Return every line of the data below that includes the string "this".
--------------------
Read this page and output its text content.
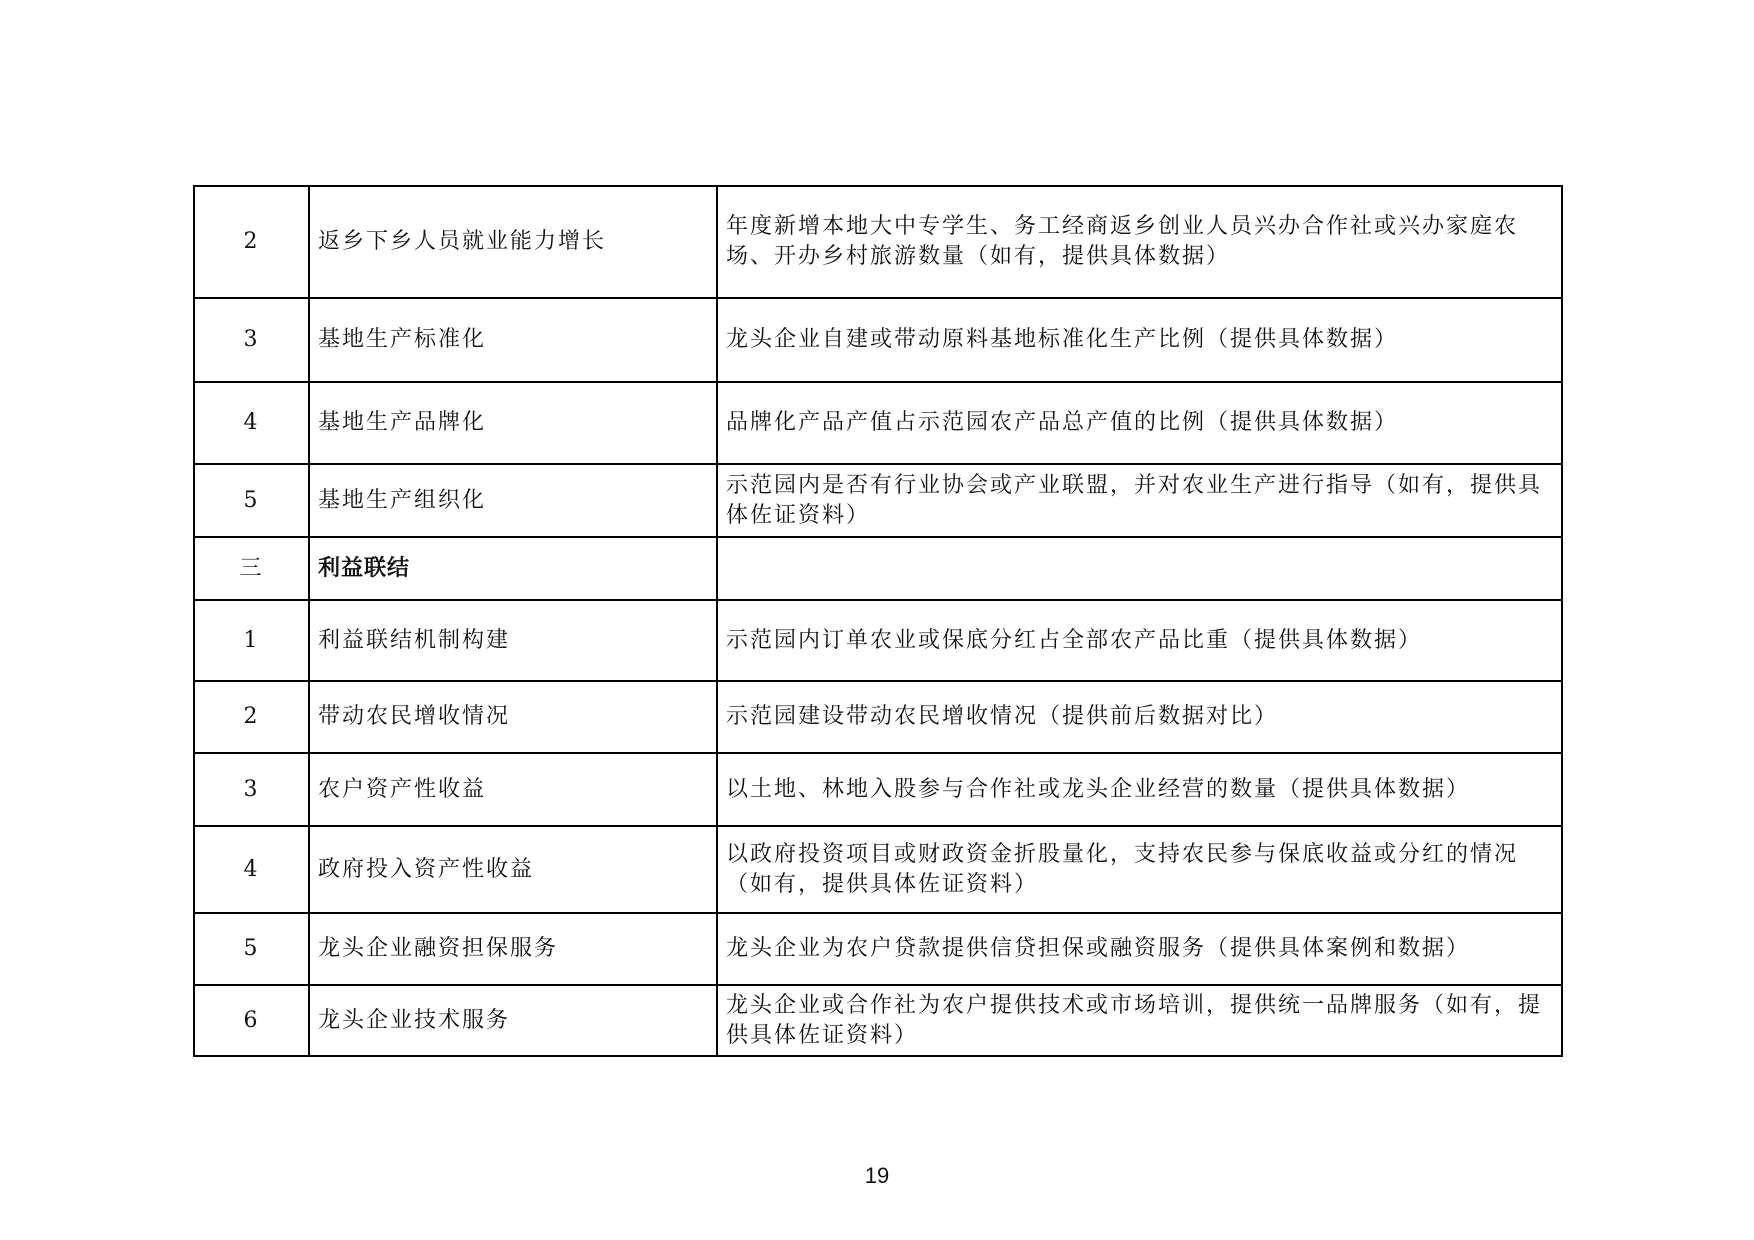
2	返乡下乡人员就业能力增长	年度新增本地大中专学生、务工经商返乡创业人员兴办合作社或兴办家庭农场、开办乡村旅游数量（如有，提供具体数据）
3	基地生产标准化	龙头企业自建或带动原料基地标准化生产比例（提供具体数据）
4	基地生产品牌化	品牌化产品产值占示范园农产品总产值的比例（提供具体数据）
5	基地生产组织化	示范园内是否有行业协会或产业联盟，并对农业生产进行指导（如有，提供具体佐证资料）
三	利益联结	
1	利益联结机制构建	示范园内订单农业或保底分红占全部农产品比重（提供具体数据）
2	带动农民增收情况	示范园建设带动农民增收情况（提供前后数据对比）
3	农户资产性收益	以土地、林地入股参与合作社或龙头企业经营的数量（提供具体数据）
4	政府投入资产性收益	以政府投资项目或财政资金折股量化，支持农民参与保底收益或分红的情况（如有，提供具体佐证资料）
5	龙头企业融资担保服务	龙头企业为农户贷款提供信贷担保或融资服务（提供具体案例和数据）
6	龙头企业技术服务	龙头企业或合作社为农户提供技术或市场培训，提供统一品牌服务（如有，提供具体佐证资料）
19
--------------------
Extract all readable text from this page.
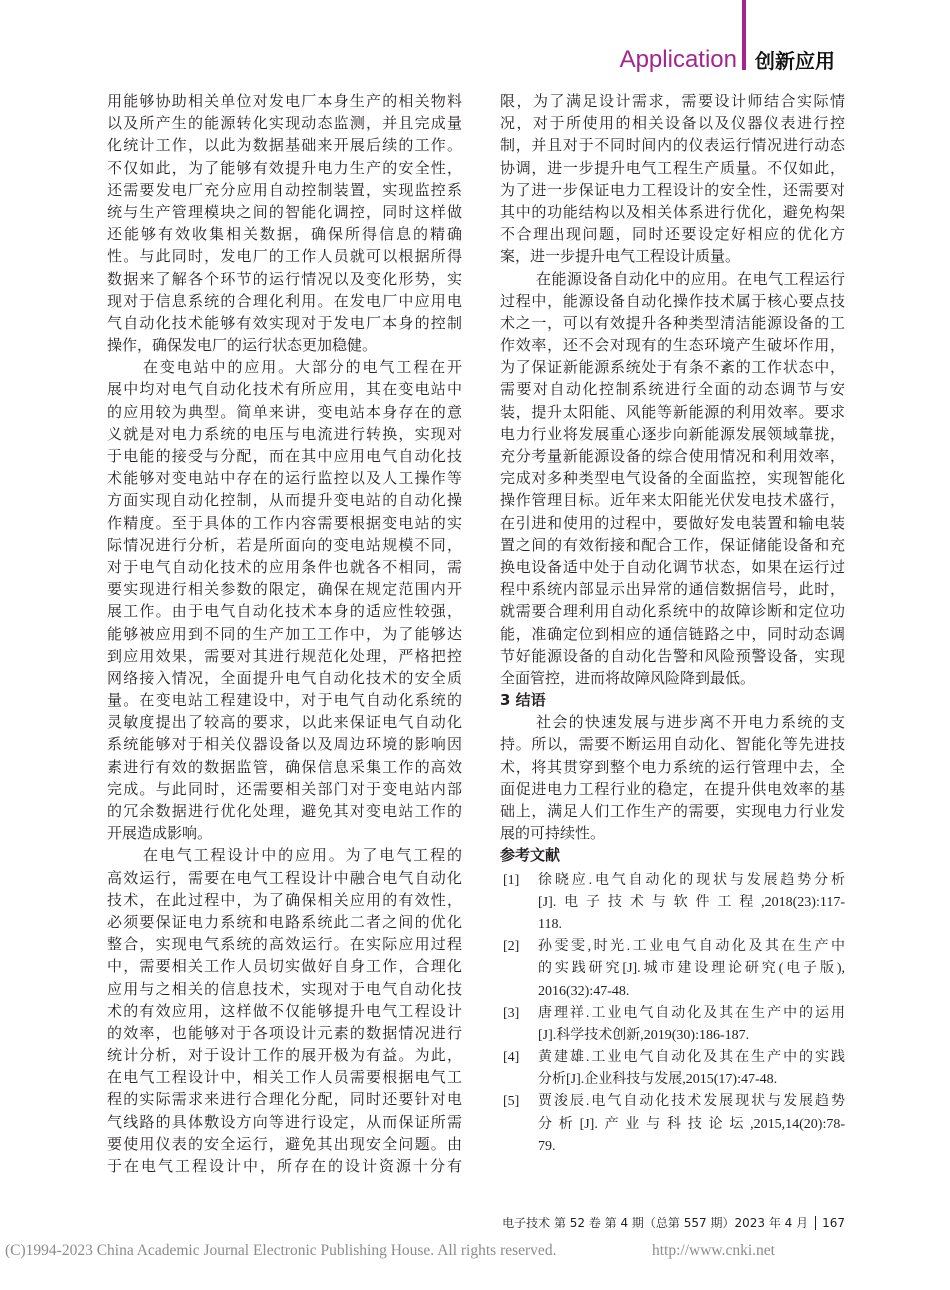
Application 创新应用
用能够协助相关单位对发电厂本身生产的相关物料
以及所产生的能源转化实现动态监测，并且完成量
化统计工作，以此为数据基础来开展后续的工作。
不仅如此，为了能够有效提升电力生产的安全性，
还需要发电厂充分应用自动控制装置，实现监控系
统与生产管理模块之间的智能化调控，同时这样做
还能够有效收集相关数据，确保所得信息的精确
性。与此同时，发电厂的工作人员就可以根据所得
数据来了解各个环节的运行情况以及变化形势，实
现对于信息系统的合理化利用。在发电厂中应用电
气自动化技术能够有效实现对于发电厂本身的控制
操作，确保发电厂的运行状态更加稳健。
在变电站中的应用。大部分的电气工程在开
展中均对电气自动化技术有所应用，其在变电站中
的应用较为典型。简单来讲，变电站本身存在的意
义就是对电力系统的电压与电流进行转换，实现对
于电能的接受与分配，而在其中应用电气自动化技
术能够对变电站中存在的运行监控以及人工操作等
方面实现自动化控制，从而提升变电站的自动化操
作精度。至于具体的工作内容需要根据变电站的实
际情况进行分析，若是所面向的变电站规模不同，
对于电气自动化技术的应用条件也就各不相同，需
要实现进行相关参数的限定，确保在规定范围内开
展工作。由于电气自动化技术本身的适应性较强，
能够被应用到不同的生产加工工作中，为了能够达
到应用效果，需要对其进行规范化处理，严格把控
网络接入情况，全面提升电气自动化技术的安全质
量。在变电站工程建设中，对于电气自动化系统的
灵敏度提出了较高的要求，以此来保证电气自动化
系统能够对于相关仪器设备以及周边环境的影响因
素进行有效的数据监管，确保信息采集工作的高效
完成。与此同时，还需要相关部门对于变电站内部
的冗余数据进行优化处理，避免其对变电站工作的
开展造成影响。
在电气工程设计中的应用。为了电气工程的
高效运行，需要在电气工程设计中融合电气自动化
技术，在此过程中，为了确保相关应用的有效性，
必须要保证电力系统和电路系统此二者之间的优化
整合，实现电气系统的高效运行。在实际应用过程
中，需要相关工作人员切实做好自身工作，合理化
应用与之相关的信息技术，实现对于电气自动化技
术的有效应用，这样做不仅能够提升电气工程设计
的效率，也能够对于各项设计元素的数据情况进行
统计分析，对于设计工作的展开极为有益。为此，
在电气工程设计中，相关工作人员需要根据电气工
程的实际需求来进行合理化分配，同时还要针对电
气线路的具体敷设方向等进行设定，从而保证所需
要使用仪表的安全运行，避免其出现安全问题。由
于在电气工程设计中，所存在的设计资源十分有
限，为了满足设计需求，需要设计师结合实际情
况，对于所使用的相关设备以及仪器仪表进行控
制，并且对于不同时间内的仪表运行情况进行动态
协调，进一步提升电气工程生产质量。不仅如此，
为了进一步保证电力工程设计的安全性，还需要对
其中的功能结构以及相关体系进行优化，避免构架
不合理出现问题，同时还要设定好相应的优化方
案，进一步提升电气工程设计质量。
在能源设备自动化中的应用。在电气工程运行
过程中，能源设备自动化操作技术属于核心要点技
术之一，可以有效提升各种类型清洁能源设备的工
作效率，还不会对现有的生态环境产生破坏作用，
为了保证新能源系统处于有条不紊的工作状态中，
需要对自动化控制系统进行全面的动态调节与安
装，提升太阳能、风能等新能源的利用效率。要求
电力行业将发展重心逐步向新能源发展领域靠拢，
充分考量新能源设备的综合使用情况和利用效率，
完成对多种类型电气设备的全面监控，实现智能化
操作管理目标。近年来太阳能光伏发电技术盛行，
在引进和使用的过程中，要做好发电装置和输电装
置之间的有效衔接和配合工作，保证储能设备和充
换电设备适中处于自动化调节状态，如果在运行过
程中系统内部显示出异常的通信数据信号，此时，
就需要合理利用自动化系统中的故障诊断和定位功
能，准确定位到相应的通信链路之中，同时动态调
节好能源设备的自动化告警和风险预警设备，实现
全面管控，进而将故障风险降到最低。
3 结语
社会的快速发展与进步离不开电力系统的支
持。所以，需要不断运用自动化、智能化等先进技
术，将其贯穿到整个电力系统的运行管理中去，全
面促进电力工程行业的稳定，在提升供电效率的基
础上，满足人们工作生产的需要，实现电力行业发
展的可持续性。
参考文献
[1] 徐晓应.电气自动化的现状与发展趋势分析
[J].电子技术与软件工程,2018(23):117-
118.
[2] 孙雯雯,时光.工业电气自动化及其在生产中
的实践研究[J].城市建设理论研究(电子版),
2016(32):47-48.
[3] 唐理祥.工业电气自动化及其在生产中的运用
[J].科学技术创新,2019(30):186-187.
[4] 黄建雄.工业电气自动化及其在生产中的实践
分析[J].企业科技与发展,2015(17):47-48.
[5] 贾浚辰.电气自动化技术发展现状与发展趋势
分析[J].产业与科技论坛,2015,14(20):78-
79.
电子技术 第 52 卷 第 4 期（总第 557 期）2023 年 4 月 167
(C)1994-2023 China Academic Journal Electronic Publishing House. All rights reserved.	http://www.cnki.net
--------------------
▶ **THE COMPLETED TASK**
Read this page and output its text content.
Extract all readable text from this page.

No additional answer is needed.